**Instructions to follow**
All of the data needs to be repeated exactly.
——————————
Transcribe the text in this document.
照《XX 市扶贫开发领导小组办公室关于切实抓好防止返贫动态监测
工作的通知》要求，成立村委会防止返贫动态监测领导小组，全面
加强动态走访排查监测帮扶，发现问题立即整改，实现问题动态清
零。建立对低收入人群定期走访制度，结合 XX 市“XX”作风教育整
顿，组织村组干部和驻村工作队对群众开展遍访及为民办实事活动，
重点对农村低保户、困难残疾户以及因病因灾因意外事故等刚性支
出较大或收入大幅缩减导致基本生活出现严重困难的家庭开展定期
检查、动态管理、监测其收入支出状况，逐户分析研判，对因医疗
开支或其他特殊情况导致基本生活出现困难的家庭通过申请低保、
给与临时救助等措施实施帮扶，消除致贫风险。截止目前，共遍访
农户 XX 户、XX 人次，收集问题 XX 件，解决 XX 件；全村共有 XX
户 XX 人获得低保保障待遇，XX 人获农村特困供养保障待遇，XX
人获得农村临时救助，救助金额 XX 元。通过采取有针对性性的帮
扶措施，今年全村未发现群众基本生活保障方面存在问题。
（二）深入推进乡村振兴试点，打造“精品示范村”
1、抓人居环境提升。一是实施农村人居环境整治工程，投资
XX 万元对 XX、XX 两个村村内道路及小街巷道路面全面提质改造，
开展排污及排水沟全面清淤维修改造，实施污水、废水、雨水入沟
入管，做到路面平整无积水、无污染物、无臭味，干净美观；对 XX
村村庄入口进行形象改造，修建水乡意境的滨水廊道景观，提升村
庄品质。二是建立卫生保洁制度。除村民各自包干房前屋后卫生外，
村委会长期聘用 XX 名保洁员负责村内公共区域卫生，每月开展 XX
——————————
**Written response**
Transcribe the text in this document.
照《XX 市扶贫开发领导小组办公室关于切实抓好防止返贫动态监测
工作的通知》要求，成立村委会防止返贫动态监测领导小组，全面
加强动态走访排查监测帮扶，发现问题立即整改，实现问题动态清
零。建立对低收入人群定期走访制度，结合 XX 市“XX”作风教育整
顿，组织村组干部和驻村工作队对群众开展遍访及为民办实事活动，
重点对农村低保户、困难残疾户以及因病因灾因意外事故等刚性支
出较大或收入大幅缩减导致基本生活出现严重困难的家庭开展定期
检查、动态管理、监测其收入支出状况，逐户分析研判，对因医疗
开支或其他特殊情况导致基本生活出现困难的家庭通过申请低保、
给与临时救助等措施实施帮扶，消除致贫风险。截止目前，共遍访
农户 XX 户、XX 人次，收集问题 XX 件，解决 XX 件；全村共有 XX
户 XX 人获得低保保障待遇，XX 人获农村特困供养保障待遇，XX
人获得农村临时救助，救助金额 XX 元。通过采取有针对性性的帮
扶措施，今年全村未发现群众基本生活保障方面存在问题。
（二）深入推进乡村振兴试点，打造“精品示范村”
1、抓人居环境提升。一是实施农村人居环境整治工程，投资
XX 万元对 XX、XX 两个村村内道路及小街巷道路面全面提质改造，
开展排污及排水沟全面清淤维修改造，实施污水、废水、雨水入沟
入管，做到路面平整无积水、无污染物、无臭味，干净美观；对 XX
村村庄入口进行形象改造，修建水乡意境的滨水廊道景观，提升村
庄品质。二是建立卫生保洁制度。除村民各自包干房前屋后卫生外，
村委会长期聘用 XX 名保洁员负责村内公共区域卫生，每月开展 XX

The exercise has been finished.